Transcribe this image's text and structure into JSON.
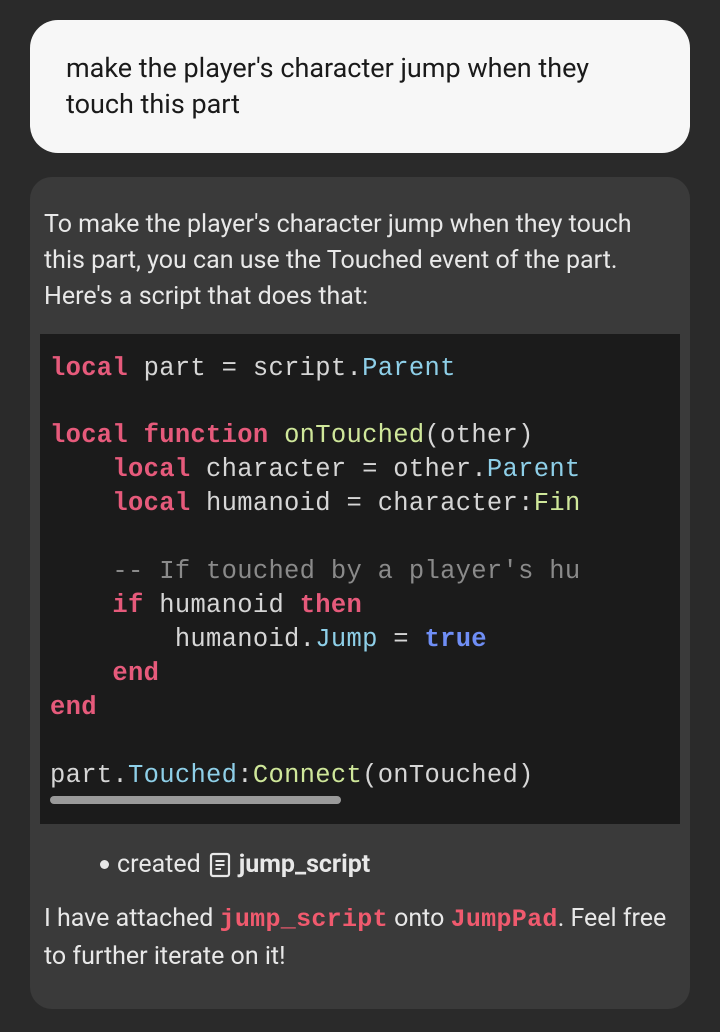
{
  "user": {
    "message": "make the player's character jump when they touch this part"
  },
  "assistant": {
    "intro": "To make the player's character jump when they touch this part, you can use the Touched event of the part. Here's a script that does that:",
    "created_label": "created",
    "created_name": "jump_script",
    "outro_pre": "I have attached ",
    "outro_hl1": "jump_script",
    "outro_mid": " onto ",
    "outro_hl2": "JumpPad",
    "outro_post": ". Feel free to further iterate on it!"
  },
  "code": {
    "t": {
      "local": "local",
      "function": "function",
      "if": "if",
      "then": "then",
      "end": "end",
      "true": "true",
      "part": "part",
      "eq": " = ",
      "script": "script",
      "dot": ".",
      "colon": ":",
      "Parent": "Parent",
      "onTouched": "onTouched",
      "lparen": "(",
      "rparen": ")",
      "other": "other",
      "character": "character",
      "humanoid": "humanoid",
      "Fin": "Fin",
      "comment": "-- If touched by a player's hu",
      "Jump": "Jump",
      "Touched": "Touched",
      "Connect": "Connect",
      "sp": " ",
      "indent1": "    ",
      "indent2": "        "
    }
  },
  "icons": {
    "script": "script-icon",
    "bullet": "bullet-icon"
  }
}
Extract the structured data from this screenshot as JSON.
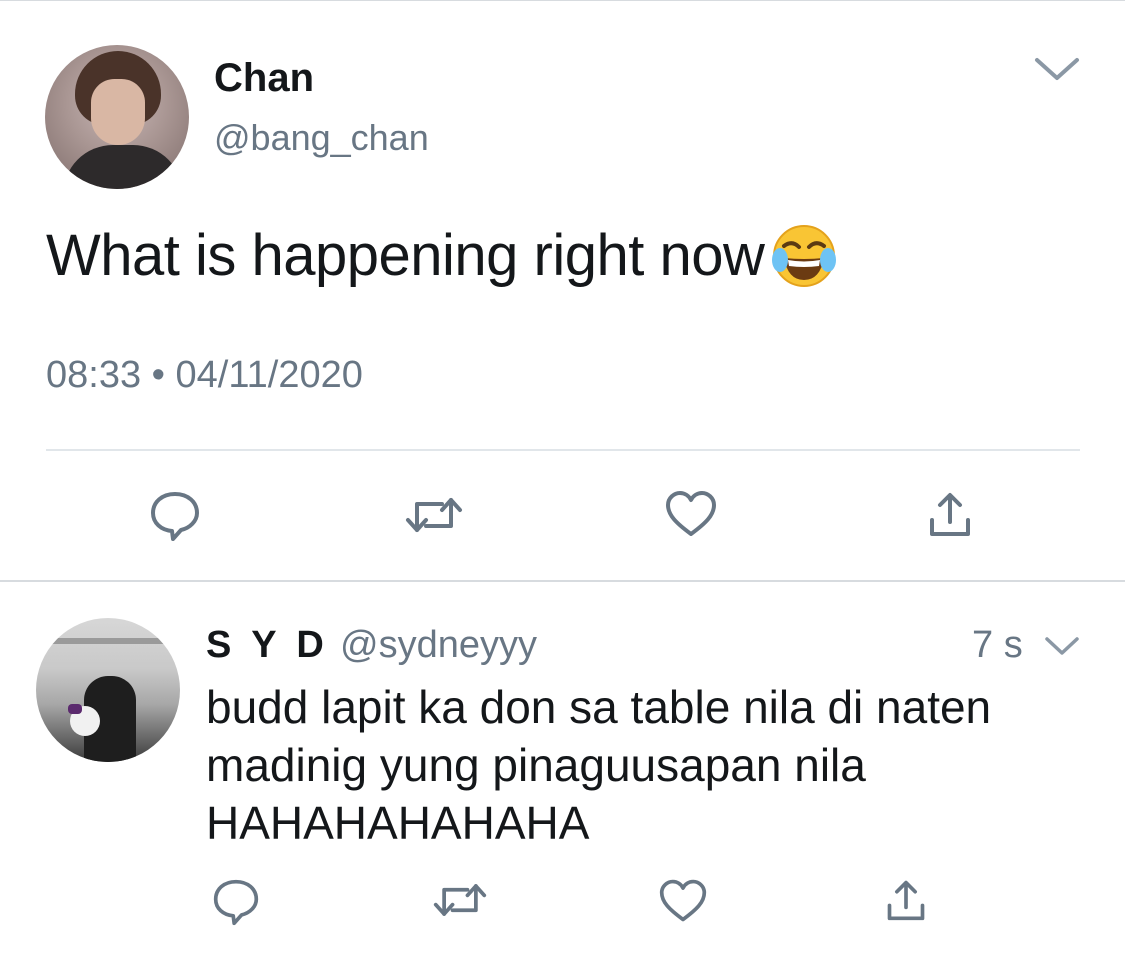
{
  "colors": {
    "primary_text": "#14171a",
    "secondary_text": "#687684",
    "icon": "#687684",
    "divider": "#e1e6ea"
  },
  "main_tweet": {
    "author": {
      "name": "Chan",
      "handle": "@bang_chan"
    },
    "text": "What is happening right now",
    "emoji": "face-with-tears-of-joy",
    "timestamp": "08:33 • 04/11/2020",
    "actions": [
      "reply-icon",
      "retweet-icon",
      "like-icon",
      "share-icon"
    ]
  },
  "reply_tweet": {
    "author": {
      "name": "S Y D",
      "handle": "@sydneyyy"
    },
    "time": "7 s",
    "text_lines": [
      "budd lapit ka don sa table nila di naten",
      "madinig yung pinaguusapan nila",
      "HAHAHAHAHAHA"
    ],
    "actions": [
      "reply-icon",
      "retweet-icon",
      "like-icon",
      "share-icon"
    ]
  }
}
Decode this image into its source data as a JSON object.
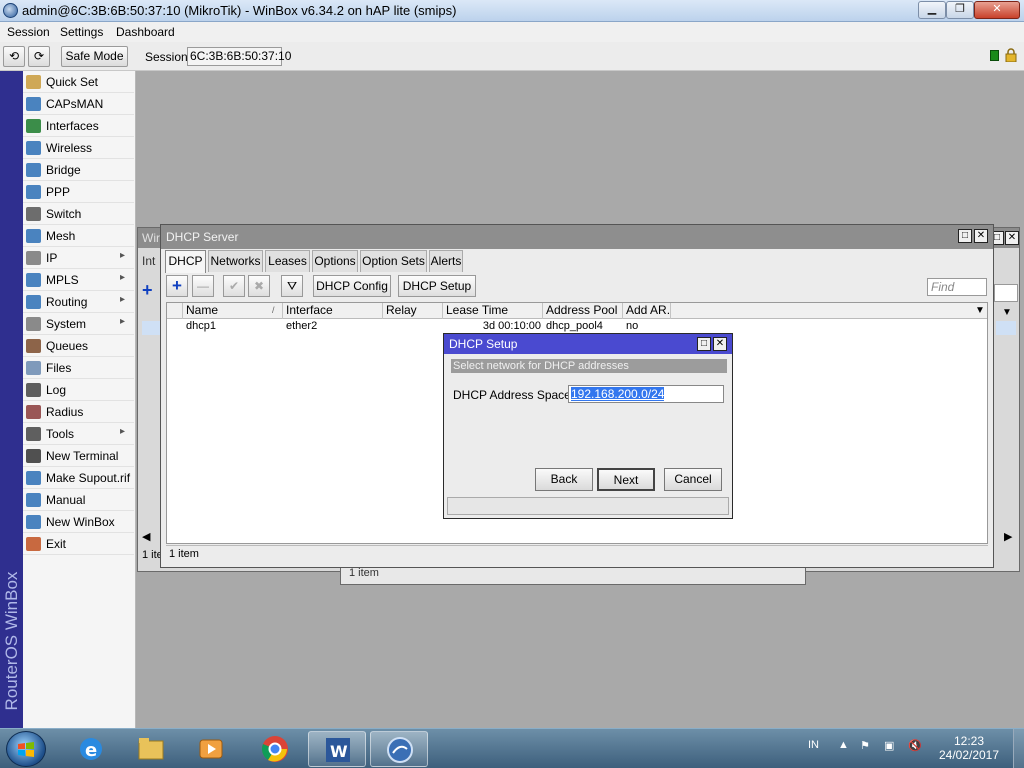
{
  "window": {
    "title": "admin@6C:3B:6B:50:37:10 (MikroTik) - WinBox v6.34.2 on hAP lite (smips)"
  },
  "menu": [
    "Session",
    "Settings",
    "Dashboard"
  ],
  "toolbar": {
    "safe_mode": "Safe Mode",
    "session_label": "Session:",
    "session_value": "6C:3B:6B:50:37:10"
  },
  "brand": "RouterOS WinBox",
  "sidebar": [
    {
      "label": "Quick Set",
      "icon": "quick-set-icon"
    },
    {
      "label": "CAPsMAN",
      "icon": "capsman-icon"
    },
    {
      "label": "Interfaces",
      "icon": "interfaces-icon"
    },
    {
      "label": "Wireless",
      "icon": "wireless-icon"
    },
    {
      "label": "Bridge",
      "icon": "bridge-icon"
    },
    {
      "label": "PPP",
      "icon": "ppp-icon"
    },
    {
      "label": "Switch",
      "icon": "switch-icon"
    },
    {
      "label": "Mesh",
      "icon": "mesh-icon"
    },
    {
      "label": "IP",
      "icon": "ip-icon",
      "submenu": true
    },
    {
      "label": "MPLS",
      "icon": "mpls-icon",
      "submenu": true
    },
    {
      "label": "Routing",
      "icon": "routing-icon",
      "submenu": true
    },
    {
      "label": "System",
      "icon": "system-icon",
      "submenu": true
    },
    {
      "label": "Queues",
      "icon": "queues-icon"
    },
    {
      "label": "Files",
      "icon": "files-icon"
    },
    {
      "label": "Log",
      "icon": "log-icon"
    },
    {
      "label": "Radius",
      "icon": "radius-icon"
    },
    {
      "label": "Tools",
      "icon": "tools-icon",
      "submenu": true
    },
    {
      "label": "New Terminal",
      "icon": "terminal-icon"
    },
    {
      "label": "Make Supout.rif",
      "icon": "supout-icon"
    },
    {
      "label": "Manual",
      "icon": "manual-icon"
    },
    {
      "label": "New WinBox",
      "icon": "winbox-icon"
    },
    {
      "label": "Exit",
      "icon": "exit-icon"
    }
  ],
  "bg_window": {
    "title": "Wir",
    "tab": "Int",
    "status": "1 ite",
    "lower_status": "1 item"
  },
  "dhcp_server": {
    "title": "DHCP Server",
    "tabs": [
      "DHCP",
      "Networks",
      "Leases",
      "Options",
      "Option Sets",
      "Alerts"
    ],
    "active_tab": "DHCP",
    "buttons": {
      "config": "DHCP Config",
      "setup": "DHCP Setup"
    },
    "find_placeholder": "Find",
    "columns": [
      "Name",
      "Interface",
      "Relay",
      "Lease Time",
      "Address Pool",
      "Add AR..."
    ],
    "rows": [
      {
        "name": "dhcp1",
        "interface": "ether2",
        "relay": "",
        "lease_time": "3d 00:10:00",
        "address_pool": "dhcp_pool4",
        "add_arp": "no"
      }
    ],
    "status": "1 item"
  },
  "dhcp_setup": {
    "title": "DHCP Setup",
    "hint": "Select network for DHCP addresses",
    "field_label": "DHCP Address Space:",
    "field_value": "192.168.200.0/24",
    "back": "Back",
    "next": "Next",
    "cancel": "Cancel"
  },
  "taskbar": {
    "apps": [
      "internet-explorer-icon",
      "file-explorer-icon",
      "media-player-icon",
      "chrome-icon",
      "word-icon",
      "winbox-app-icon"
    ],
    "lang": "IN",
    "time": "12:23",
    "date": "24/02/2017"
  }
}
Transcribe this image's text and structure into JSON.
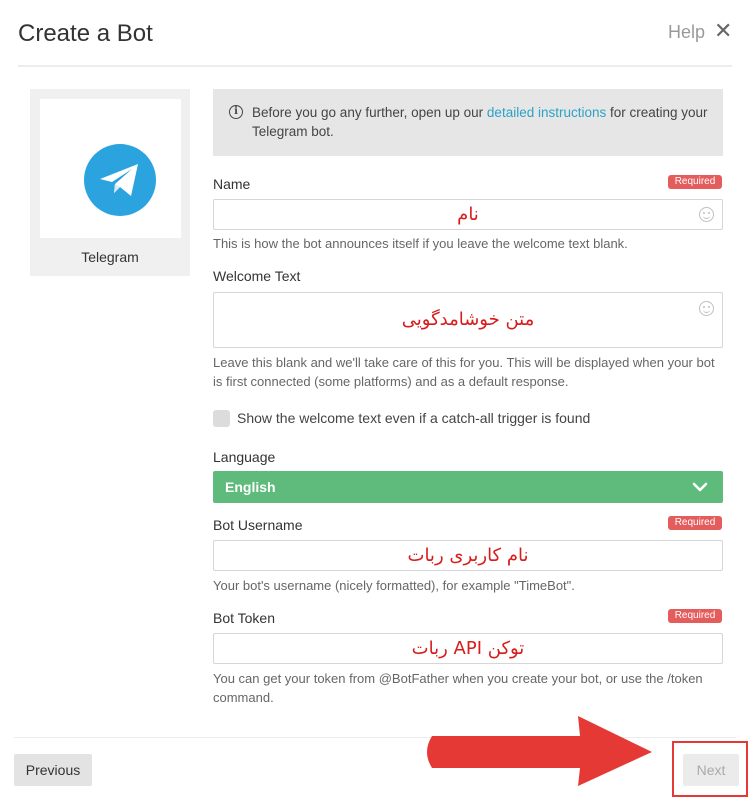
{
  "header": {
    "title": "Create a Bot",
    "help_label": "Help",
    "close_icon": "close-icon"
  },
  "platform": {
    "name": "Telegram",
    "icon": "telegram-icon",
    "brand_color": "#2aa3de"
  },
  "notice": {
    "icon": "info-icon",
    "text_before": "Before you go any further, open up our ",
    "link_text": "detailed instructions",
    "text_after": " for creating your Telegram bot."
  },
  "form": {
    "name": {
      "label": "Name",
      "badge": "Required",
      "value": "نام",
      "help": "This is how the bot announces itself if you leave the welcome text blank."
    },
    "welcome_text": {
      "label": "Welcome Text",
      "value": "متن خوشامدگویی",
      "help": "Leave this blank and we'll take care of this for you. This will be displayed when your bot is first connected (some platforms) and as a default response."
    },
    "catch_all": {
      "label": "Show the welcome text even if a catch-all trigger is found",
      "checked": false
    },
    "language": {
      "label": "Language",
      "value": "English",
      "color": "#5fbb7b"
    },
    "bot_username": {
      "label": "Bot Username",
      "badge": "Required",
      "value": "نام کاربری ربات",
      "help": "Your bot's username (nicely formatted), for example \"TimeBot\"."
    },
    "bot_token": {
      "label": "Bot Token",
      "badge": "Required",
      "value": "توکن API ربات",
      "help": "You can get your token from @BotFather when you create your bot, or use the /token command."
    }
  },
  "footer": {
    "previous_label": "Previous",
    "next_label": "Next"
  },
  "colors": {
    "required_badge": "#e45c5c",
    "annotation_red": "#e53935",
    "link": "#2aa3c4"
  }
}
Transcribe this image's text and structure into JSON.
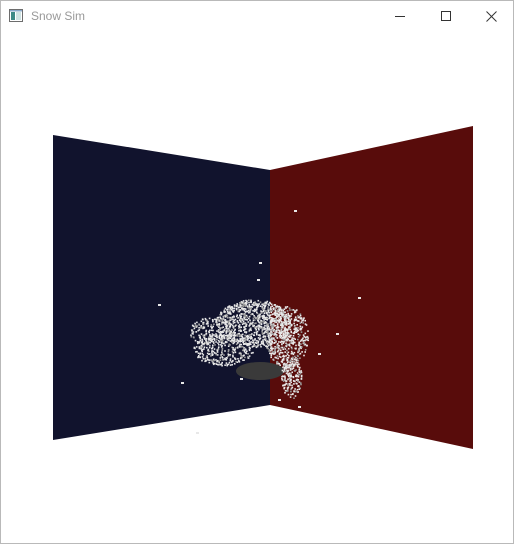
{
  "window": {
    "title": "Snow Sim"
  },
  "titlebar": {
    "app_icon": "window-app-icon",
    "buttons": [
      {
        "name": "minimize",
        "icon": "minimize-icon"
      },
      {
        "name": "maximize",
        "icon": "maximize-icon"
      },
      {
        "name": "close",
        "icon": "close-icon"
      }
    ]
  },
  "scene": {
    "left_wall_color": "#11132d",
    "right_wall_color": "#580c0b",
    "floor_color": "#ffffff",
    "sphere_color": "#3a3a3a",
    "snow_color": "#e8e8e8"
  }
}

» What to do
Print all of the entries word for word. Omit the pictures they contain.

» Solution
Transcribe this image's text and structure into JSON.
{
  "user": {
    "message": "make the player's character jump when they touch this part"
  },
  "assistant": {
    "intro": "To make the player's character jump when they touch this part, you can use the Touched event of the part. Here's a script that does that:",
    "created_label": "created",
    "created_name": "jump_script",
    "outro_pre": "I have attached ",
    "outro_hl1": "jump_script",
    "outro_mid": " onto ",
    "outro_hl2": "JumpPad",
    "outro_post": ". Feel free to further iterate on it!"
  },
  "code": {
    "t": {
      "local": "local",
      "function": "function",
      "if": "if",
      "then": "then",
      "end": "end",
      "true": "true",
      "part": "part",
      "eq": " = ",
      "script": "script",
      "dot": ".",
      "colon": ":",
      "Parent": "Parent",
      "onTouched": "onTouched",
      "lparen": "(",
      "rparen": ")",
      "other": "other",
      "character": "character",
      "humanoid": "humanoid",
      "Fin": "Fin",
      "comment": "-- If touched by a player's hu",
      "Jump": "Jump",
      "Touched": "Touched",
      "Connect": "Connect",
      "sp": " ",
      "indent1": "    ",
      "indent2": "        "
    }
  },
  "icons": {
    "script": "script-icon",
    "bullet": "bullet-icon"
  }
}
Extract the structured data from this screenshot as JSON.
{
  "colors": {
    "primary_text": "#14171a",
    "secondary_text": "#687684",
    "icon": "#687684",
    "divider": "#e1e6ea"
  },
  "main_tweet": {
    "author": {
      "name": "Chan",
      "handle": "@bang_chan"
    },
    "text": "What is happening right now",
    "emoji": "face-with-tears-of-joy",
    "timestamp": "08:33 • 04/11/2020",
    "actions": [
      "reply-icon",
      "retweet-icon",
      "like-icon",
      "share-icon"
    ]
  },
  "reply_tweet": {
    "author": {
      "name": "S Y D",
      "handle": "@sydneyyy"
    },
    "time": "7 s",
    "text_lines": [
      "budd lapit ka don sa table nila di naten",
      "madinig yung pinaguusapan nila",
      "HAHAHAHAHAHA"
    ],
    "actions": [
      "reply-icon",
      "retweet-icon",
      "like-icon",
      "share-icon"
    ]
  }
}
Decode this image into its source data as a JSON object.
{
  "window": {
    "title": "admin@6C:3B:6B:50:37:10 (MikroTik) - WinBox v6.34.2 on hAP lite (smips)"
  },
  "menu": [
    "Session",
    "Settings",
    "Dashboard"
  ],
  "toolbar": {
    "safe_mode": "Safe Mode",
    "session_label": "Session:",
    "session_value": "6C:3B:6B:50:37:10"
  },
  "brand": "RouterOS WinBox",
  "sidebar": [
    {
      "label": "Quick Set",
      "icon": "quick-set-icon"
    },
    {
      "label": "CAPsMAN",
      "icon": "capsman-icon"
    },
    {
      "label": "Interfaces",
      "icon": "interfaces-icon"
    },
    {
      "label": "Wireless",
      "icon": "wireless-icon"
    },
    {
      "label": "Bridge",
      "icon": "bridge-icon"
    },
    {
      "label": "PPP",
      "icon": "ppp-icon"
    },
    {
      "label": "Switch",
      "icon": "switch-icon"
    },
    {
      "label": "Mesh",
      "icon": "mesh-icon"
    },
    {
      "label": "IP",
      "icon": "ip-icon",
      "submenu": true
    },
    {
      "label": "MPLS",
      "icon": "mpls-icon",
      "submenu": true
    },
    {
      "label": "Routing",
      "icon": "routing-icon",
      "submenu": true
    },
    {
      "label": "System",
      "icon": "system-icon",
      "submenu": true
    },
    {
      "label": "Queues",
      "icon": "queues-icon"
    },
    {
      "label": "Files",
      "icon": "files-icon"
    },
    {
      "label": "Log",
      "icon": "log-icon"
    },
    {
      "label": "Radius",
      "icon": "radius-icon"
    },
    {
      "label": "Tools",
      "icon": "tools-icon",
      "submenu": true
    },
    {
      "label": "New Terminal",
      "icon": "terminal-icon"
    },
    {
      "label": "Make Supout.rif",
      "icon": "supout-icon"
    },
    {
      "label": "Manual",
      "icon": "manual-icon"
    },
    {
      "label": "New WinBox",
      "icon": "winbox-icon"
    },
    {
      "label": "Exit",
      "icon": "exit-icon"
    }
  ],
  "bg_window": {
    "title": "Wir",
    "tab": "Int",
    "status": "1 ite",
    "lower_status": "1 item"
  },
  "dhcp_server": {
    "title": "DHCP Server",
    "tabs": [
      "DHCP",
      "Networks",
      "Leases",
      "Options",
      "Option Sets",
      "Alerts"
    ],
    "active_tab": "DHCP",
    "buttons": {
      "config": "DHCP Config",
      "setup": "DHCP Setup"
    },
    "find_placeholder": "Find",
    "columns": [
      "Name",
      "Interface",
      "Relay",
      "Lease Time",
      "Address Pool",
      "Add AR..."
    ],
    "rows": [
      {
        "name": "dhcp1",
        "interface": "ether2",
        "relay": "",
        "lease_time": "3d 00:10:00",
        "address_pool": "dhcp_pool4",
        "add_arp": "no"
      }
    ],
    "status": "1 item"
  },
  "dhcp_setup": {
    "title": "DHCP Setup",
    "hint": "Select network for DHCP addresses",
    "field_label": "DHCP Address Space:",
    "field_value": "192.168.200.0/24",
    "back": "Back",
    "next": "Next",
    "cancel": "Cancel"
  },
  "taskbar": {
    "apps": [
      "internet-explorer-icon",
      "file-explorer-icon",
      "media-player-icon",
      "chrome-icon",
      "word-icon",
      "winbox-app-icon"
    ],
    "lang": "IN",
    "time": "12:23",
    "date": "24/02/2017"
  }
}
Transcribe this image's text and structure into JSON.
{
  "header": {
    "title": "Create a Bot",
    "help_label": "Help",
    "close_icon": "close-icon"
  },
  "platform": {
    "name": "Telegram",
    "icon": "telegram-icon",
    "brand_color": "#2aa3de"
  },
  "notice": {
    "icon": "info-icon",
    "text_before": "Before you go any further, open up our ",
    "link_text": "detailed instructions",
    "text_after": " for creating your Telegram bot."
  },
  "form": {
    "name": {
      "label": "Name",
      "badge": "Required",
      "value": "نام",
      "help": "This is how the bot announces itself if you leave the welcome text blank."
    },
    "welcome_text": {
      "label": "Welcome Text",
      "value": "متن خوشامدگویی",
      "help": "Leave this blank and we'll take care of this for you. This will be displayed when your bot is first connected (some platforms) and as a default response."
    },
    "catch_all": {
      "label": "Show the welcome text even if a catch-all trigger is found",
      "checked": false
    },
    "language": {
      "label": "Language",
      "value": "English",
      "color": "#5fbb7b"
    },
    "bot_username": {
      "label": "Bot Username",
      "badge": "Required",
      "value": "نام کاربری ربات",
      "help": "Your bot's username (nicely formatted), for example \"TimeBot\"."
    },
    "bot_token": {
      "label": "Bot Token",
      "badge": "Required",
      "value": "توکن API ربات",
      "help": "You can get your token from @BotFather when you create your bot, or use the /token command."
    }
  },
  "footer": {
    "previous_label": "Previous",
    "next_label": "Next"
  },
  "colors": {
    "required_badge": "#e45c5c",
    "annotation_red": "#e53935",
    "link": "#2aa3c4"
  }
}
Transcribe this image's text and structure into JSON.
{
  "window": {
    "title": "Snow Sim"
  },
  "titlebar": {
    "app_icon": "window-app-icon",
    "buttons": [
      {
        "name": "minimize",
        "icon": "minimize-icon"
      },
      {
        "name": "maximize",
        "icon": "maximize-icon"
      },
      {
        "name": "close",
        "icon": "close-icon"
      }
    ]
  },
  "scene": {
    "left_wall_color": "#11132d",
    "right_wall_color": "#580c0b",
    "floor_color": "#ffffff",
    "sphere_color": "#3a3a3a",
    "snow_color": "#e8e8e8"
  }
}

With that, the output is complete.